> **STATED PROBLEM**
Report how many lines of these entries hold the string "mean"; reply with the number alone.

> **SUPPLIED INFORMATION**

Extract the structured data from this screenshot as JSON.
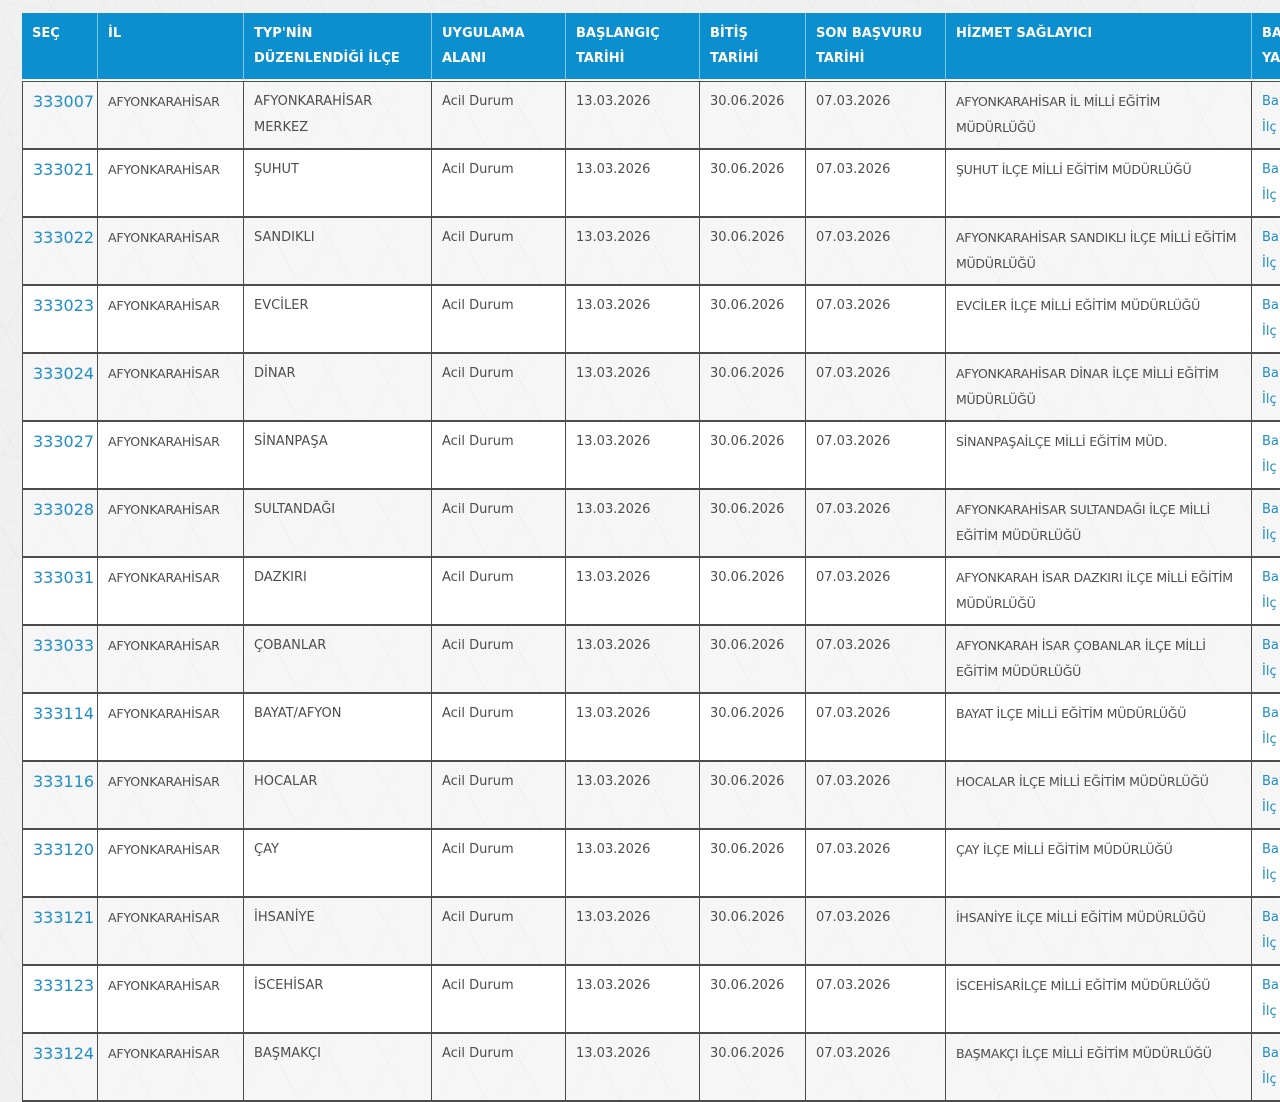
{
  "page": {
    "background_color": "#eff0ef"
  },
  "table": {
    "colors": {
      "header_bg": "#0b8fce",
      "header_text": "#ffffff",
      "link": "#1f8dc8",
      "cell_text": "#4d4d4d",
      "border": "#4c4c4c",
      "row_even_bg": "#f6f6f6",
      "row_odd_bg": "#ffffff"
    },
    "columns": [
      {
        "id": "sec",
        "label": "SEÇ"
      },
      {
        "id": "il",
        "label": "İL"
      },
      {
        "id": "ilce",
        "label": "TYP'NİN\nDÜZENLENDİĞİ İLÇE"
      },
      {
        "id": "uygulama_alani",
        "label": "UYGULAMA\nALANI"
      },
      {
        "id": "baslangic_tarihi",
        "label": "BAŞLANGIÇ\nTARİHİ"
      },
      {
        "id": "bitis_tarihi",
        "label": "BİTİŞ\nTARİHİ"
      },
      {
        "id": "son_basvuru_tarihi",
        "label": "SON BAŞVURU\nTARİHİ"
      },
      {
        "id": "hizmet_saglayici",
        "label": "HİZMET SAĞLAYICI"
      },
      {
        "id": "basvuru",
        "label": "BA\nYA"
      }
    ],
    "action_links": {
      "line1": "Ba",
      "line2": "İlç"
    },
    "rows": [
      {
        "id": "333007",
        "il": "AFYONKARAHİSAR",
        "ilce": "AFYONKARAHİSAR MERKEZ",
        "uygulama_alani": "Acil Durum",
        "baslangic_tarihi": "13.03.2026",
        "bitis_tarihi": "30.06.2026",
        "son_basvuru_tarihi": "07.03.2026",
        "hizmet_saglayici": "AFYONKARAHİSAR İL MİLLİ EĞİTİM MÜDÜRLÜĞÜ"
      },
      {
        "id": "333021",
        "il": "AFYONKARAHİSAR",
        "ilce": "ŞUHUT",
        "uygulama_alani": "Acil Durum",
        "baslangic_tarihi": "13.03.2026",
        "bitis_tarihi": "30.06.2026",
        "son_basvuru_tarihi": "07.03.2026",
        "hizmet_saglayici": "ŞUHUT İLÇE MİLLİ EĞİTİM MÜDÜRLÜĞÜ"
      },
      {
        "id": "333022",
        "il": "AFYONKARAHİSAR",
        "ilce": "SANDIKLI",
        "uygulama_alani": "Acil Durum",
        "baslangic_tarihi": "13.03.2026",
        "bitis_tarihi": "30.06.2026",
        "son_basvuru_tarihi": "07.03.2026",
        "hizmet_saglayici": "AFYONKARAHİSAR SANDIKLI İLÇE MİLLİ EĞİTİM MÜDÜRLÜĞÜ"
      },
      {
        "id": "333023",
        "il": "AFYONKARAHİSAR",
        "ilce": "EVCİLER",
        "uygulama_alani": "Acil Durum",
        "baslangic_tarihi": "13.03.2026",
        "bitis_tarihi": "30.06.2026",
        "son_basvuru_tarihi": "07.03.2026",
        "hizmet_saglayici": "EVCİLER İLÇE MİLLİ EĞİTİM MÜDÜRLÜĞÜ"
      },
      {
        "id": "333024",
        "il": "AFYONKARAHİSAR",
        "ilce": "DİNAR",
        "uygulama_alani": "Acil Durum",
        "baslangic_tarihi": "13.03.2026",
        "bitis_tarihi": "30.06.2026",
        "son_basvuru_tarihi": "07.03.2026",
        "hizmet_saglayici": "AFYONKARAHİSAR DİNAR İLÇE MİLLİ EĞİTİM MÜDÜRLÜĞÜ"
      },
      {
        "id": "333027",
        "il": "AFYONKARAHİSAR",
        "ilce": "SİNANPAŞA",
        "uygulama_alani": "Acil Durum",
        "baslangic_tarihi": "13.03.2026",
        "bitis_tarihi": "30.06.2026",
        "son_basvuru_tarihi": "07.03.2026",
        "hizmet_saglayici": "SİNANPAŞAİLÇE MİLLİ EĞİTİM MÜD."
      },
      {
        "id": "333028",
        "il": "AFYONKARAHİSAR",
        "ilce": "SULTANDAĞI",
        "uygulama_alani": "Acil Durum",
        "baslangic_tarihi": "13.03.2026",
        "bitis_tarihi": "30.06.2026",
        "son_basvuru_tarihi": "07.03.2026",
        "hizmet_saglayici": "AFYONKARAHİSAR SULTANDAĞI İLÇE MİLLİ EĞİTİM MÜDÜRLÜĞÜ"
      },
      {
        "id": "333031",
        "il": "AFYONKARAHİSAR",
        "ilce": "DAZKIRI",
        "uygulama_alani": "Acil Durum",
        "baslangic_tarihi": "13.03.2026",
        "bitis_tarihi": "30.06.2026",
        "son_basvuru_tarihi": "07.03.2026",
        "hizmet_saglayici": "AFYONKARAH İSAR DAZKIRI İLÇE MİLLİ EĞİTİM MÜDÜRLÜĞÜ"
      },
      {
        "id": "333033",
        "il": "AFYONKARAHİSAR",
        "ilce": "ÇOBANLAR",
        "uygulama_alani": "Acil Durum",
        "baslangic_tarihi": "13.03.2026",
        "bitis_tarihi": "30.06.2026",
        "son_basvuru_tarihi": "07.03.2026",
        "hizmet_saglayici": "AFYONKARAH İSAR ÇOBANLAR İLÇE MİLLİ EĞİTİM MÜDÜRLÜĞÜ"
      },
      {
        "id": "333114",
        "il": "AFYONKARAHİSAR",
        "ilce": "BAYAT/AFYON",
        "uygulama_alani": "Acil Durum",
        "baslangic_tarihi": "13.03.2026",
        "bitis_tarihi": "30.06.2026",
        "son_basvuru_tarihi": "07.03.2026",
        "hizmet_saglayici": "BAYAT İLÇE MİLLİ EĞİTİM MÜDÜRLÜĞÜ"
      },
      {
        "id": "333116",
        "il": "AFYONKARAHİSAR",
        "ilce": "HOCALAR",
        "uygulama_alani": "Acil Durum",
        "baslangic_tarihi": "13.03.2026",
        "bitis_tarihi": "30.06.2026",
        "son_basvuru_tarihi": "07.03.2026",
        "hizmet_saglayici": "HOCALAR İLÇE MİLLİ EĞİTİM MÜDÜRLÜĞÜ"
      },
      {
        "id": "333120",
        "il": "AFYONKARAHİSAR",
        "ilce": "ÇAY",
        "uygulama_alani": "Acil Durum",
        "baslangic_tarihi": "13.03.2026",
        "bitis_tarihi": "30.06.2026",
        "son_basvuru_tarihi": "07.03.2026",
        "hizmet_saglayici": "ÇAY İLÇE MİLLİ EĞİTİM MÜDÜRLÜĞÜ"
      },
      {
        "id": "333121",
        "il": "AFYONKARAHİSAR",
        "ilce": "İHSANİYE",
        "uygulama_alani": "Acil Durum",
        "baslangic_tarihi": "13.03.2026",
        "bitis_tarihi": "30.06.2026",
        "son_basvuru_tarihi": "07.03.2026",
        "hizmet_saglayici": "İHSANİYE İLÇE MİLLİ EĞİTİM MÜDÜRLÜĞÜ"
      },
      {
        "id": "333123",
        "il": "AFYONKARAHİSAR",
        "ilce": "İSCEHİSAR",
        "uygulama_alani": "Acil Durum",
        "baslangic_tarihi": "13.03.2026",
        "bitis_tarihi": "30.06.2026",
        "son_basvuru_tarihi": "07.03.2026",
        "hizmet_saglayici": "İSCEHİSARİLÇE MİLLİ EĞİTİM MÜDÜRLÜĞÜ"
      },
      {
        "id": "333124",
        "il": "AFYONKARAHİSAR",
        "ilce": "BAŞMAKÇI",
        "uygulama_alani": "Acil Durum",
        "baslangic_tarihi": "13.03.2026",
        "bitis_tarihi": "30.06.2026",
        "son_basvuru_tarihi": "07.03.2026",
        "hizmet_saglayici": "BAŞMAKÇI İLÇE MİLLİ EĞİTİM MÜDÜRLÜĞÜ"
      }
    ]
  }
}
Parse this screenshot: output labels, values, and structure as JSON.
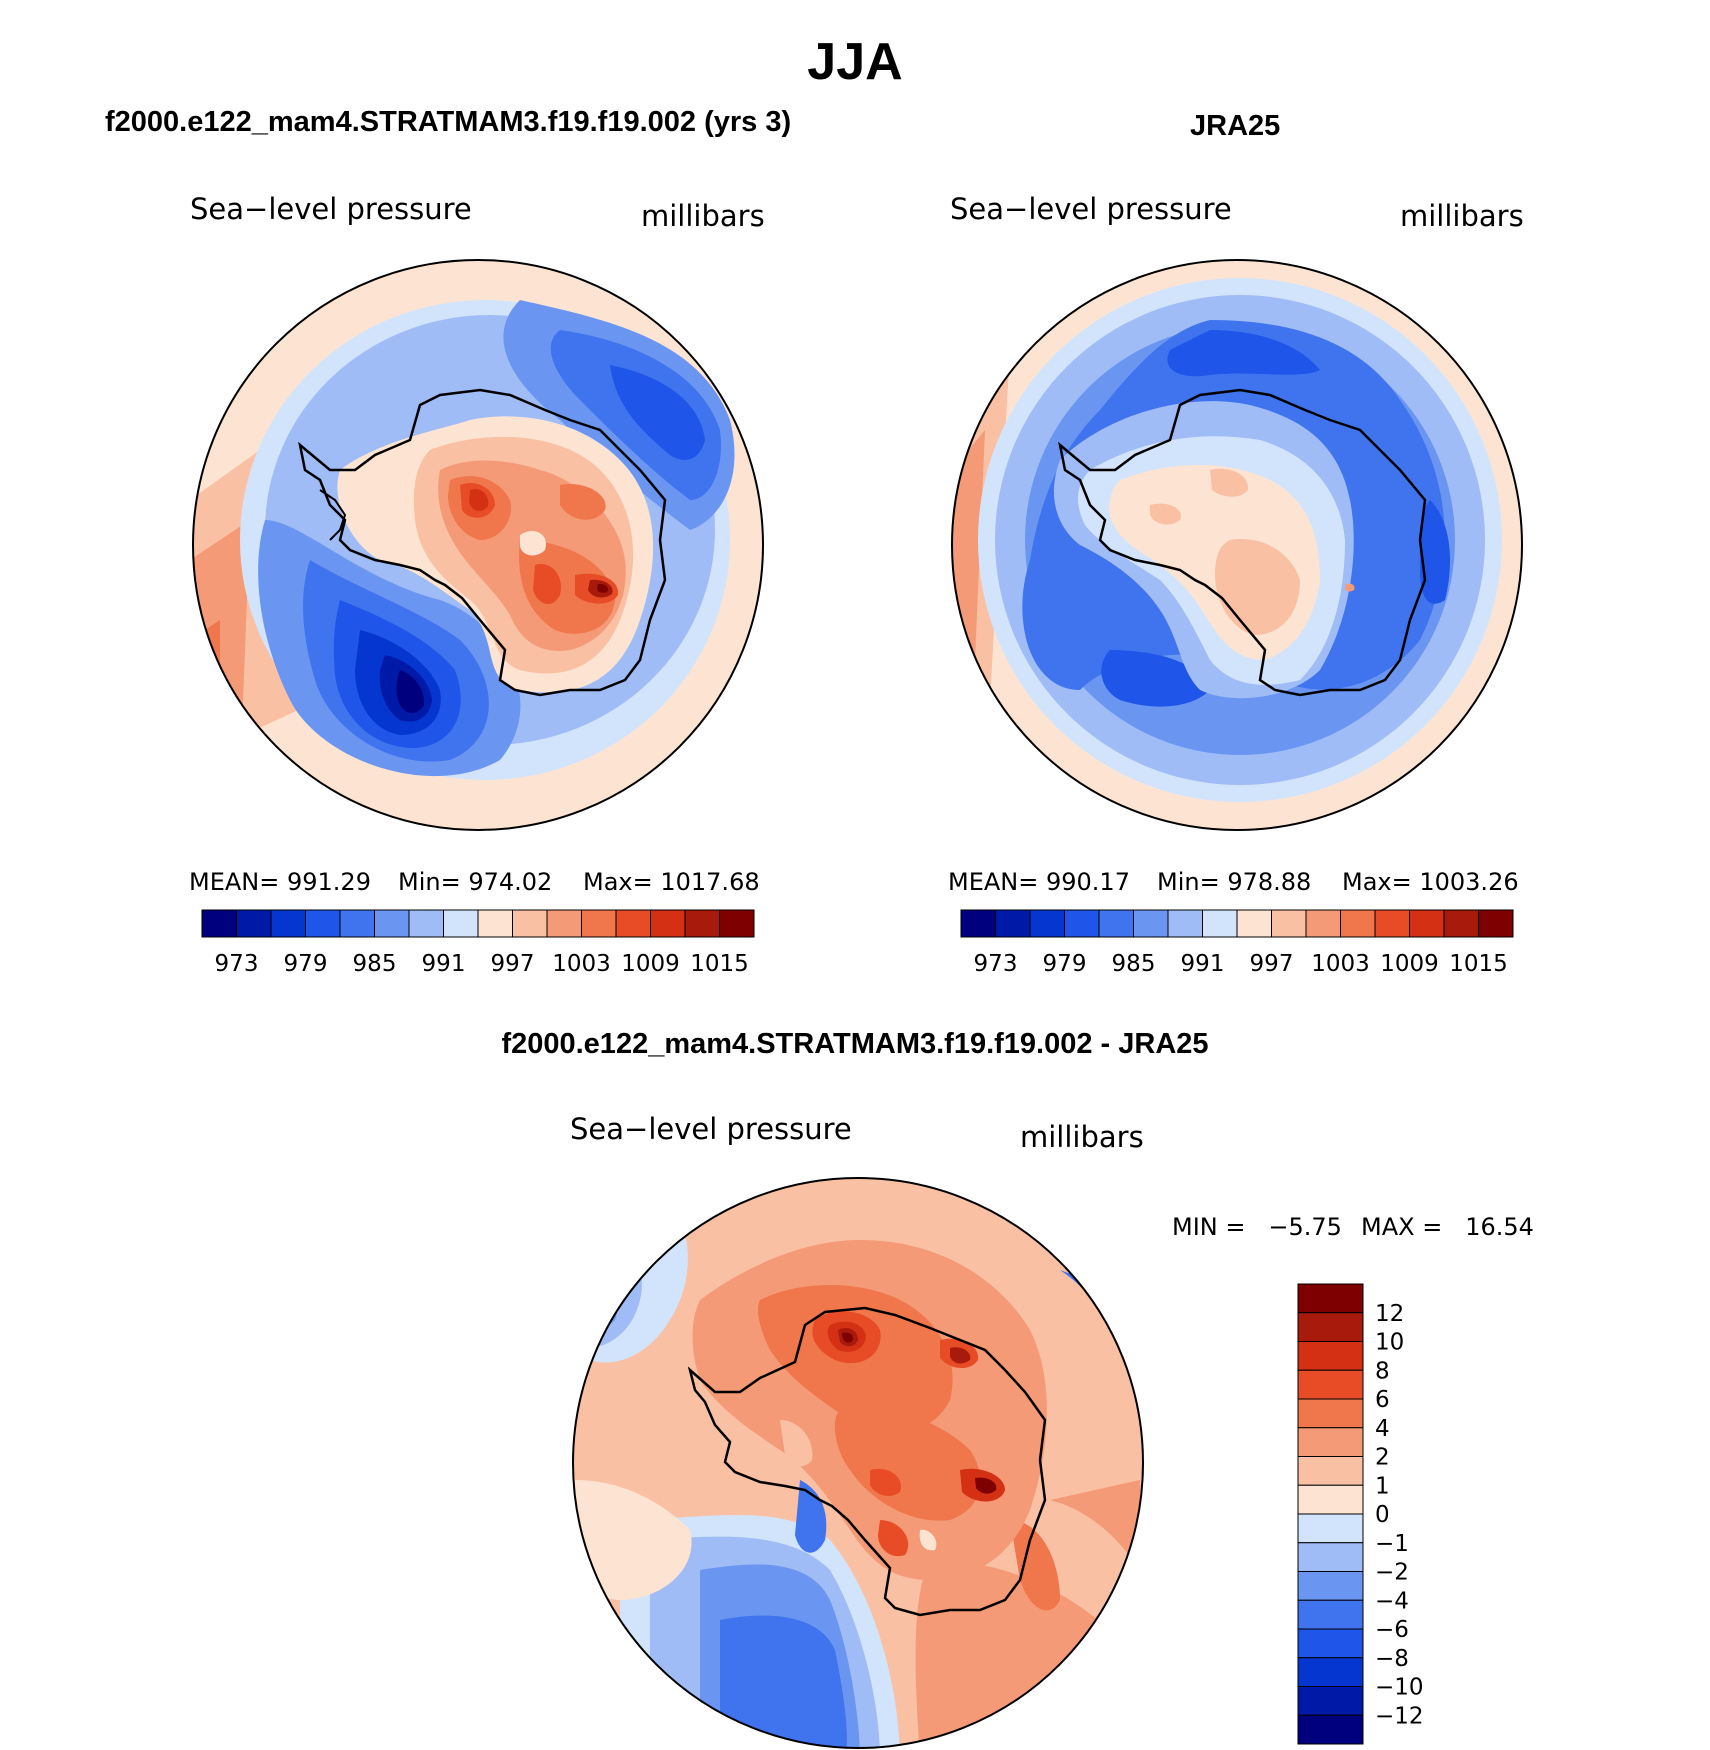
{
  "page_title": "JJA",
  "panels": [
    {
      "title": "f2000.e122_mam4.STRATMAM3.f19.f19.002 (yrs 3)",
      "left_label": "Sea−level pressure",
      "right_label": "millibars",
      "stats": {
        "mean": "MEAN= 991.29",
        "min": "Min= 974.02",
        "max": "Max= 1017.68"
      },
      "colorbar_ticks": [
        "973",
        "979",
        "985",
        "991",
        "997",
        "1003",
        "1009",
        "1015"
      ]
    },
    {
      "title": "JRA25",
      "left_label": "Sea−level pressure",
      "right_label": "millibars",
      "stats": {
        "mean": "MEAN= 990.17",
        "min": "Min= 978.88",
        "max": "Max= 1003.26"
      },
      "colorbar_ticks": [
        "973",
        "979",
        "985",
        "991",
        "997",
        "1003",
        "1009",
        "1015"
      ]
    },
    {
      "title": "f2000.e122_mam4.STRATMAM3.f19.f19.002 - JRA25",
      "left_label": "Sea−level pressure",
      "right_label": "millibars",
      "stats": {
        "min": "MIN =   −5.75",
        "max": "MAX =   16.54"
      },
      "colorbar_ticks": [
        "12",
        "10",
        "8",
        "6",
        "4",
        "2",
        "1",
        "0",
        "−1",
        "−2",
        "−4",
        "−6",
        "−8",
        "−10",
        "−12"
      ]
    }
  ],
  "chart_data": [
    {
      "type": "heatmap",
      "projection": "south-polar-stereographic",
      "title": "f2000.e122_mam4.STRATMAM3.f19.f19.002 (yrs 3)",
      "variable": "Sea-level pressure",
      "units": "millibars",
      "mean": 991.29,
      "min": 974.02,
      "max": 1017.68,
      "levels": [
        973,
        976,
        979,
        982,
        985,
        988,
        991,
        994,
        997,
        1000,
        1003,
        1006,
        1009,
        1012,
        1015
      ],
      "colors": [
        "#00007f",
        "#001aa8",
        "#0536d0",
        "#1f55e8",
        "#3f74ee",
        "#6a96f2",
        "#9fbcf6",
        "#d2e4fb",
        "#fde4d2",
        "#f9c0a4",
        "#f59a76",
        "#f0764c",
        "#e74c27",
        "#d33014",
        "#a81a0b",
        "#7f0000"
      ]
    },
    {
      "type": "heatmap",
      "projection": "south-polar-stereographic",
      "title": "JRA25",
      "variable": "Sea-level pressure",
      "units": "millibars",
      "mean": 990.17,
      "min": 978.88,
      "max": 1003.26,
      "levels": [
        973,
        976,
        979,
        982,
        985,
        988,
        991,
        994,
        997,
        1000,
        1003,
        1006,
        1009,
        1012,
        1015
      ],
      "colors": [
        "#00007f",
        "#001aa8",
        "#0536d0",
        "#1f55e8",
        "#3f74ee",
        "#6a96f2",
        "#9fbcf6",
        "#d2e4fb",
        "#fde4d2",
        "#f9c0a4",
        "#f59a76",
        "#f0764c",
        "#e74c27",
        "#d33014",
        "#a81a0b",
        "#7f0000"
      ]
    },
    {
      "type": "heatmap",
      "projection": "south-polar-stereographic",
      "title": "f2000.e122_mam4.STRATMAM3.f19.f19.002 - JRA25",
      "variable": "Sea-level pressure",
      "units": "millibars",
      "min": -5.75,
      "max": 16.54,
      "levels": [
        -12,
        -10,
        -8,
        -6,
        -4,
        -2,
        -1,
        0,
        1,
        2,
        4,
        6,
        8,
        10,
        12
      ],
      "colors": [
        "#00007f",
        "#001aa8",
        "#0536d0",
        "#1f55e8",
        "#3f74ee",
        "#6a96f2",
        "#9fbcf6",
        "#d2e4fb",
        "#fde4d2",
        "#f9c0a4",
        "#f59a76",
        "#f0764c",
        "#e74c27",
        "#d33014",
        "#a81a0b",
        "#7f0000"
      ]
    }
  ]
}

> **ANSWER TO THIS TASK**
4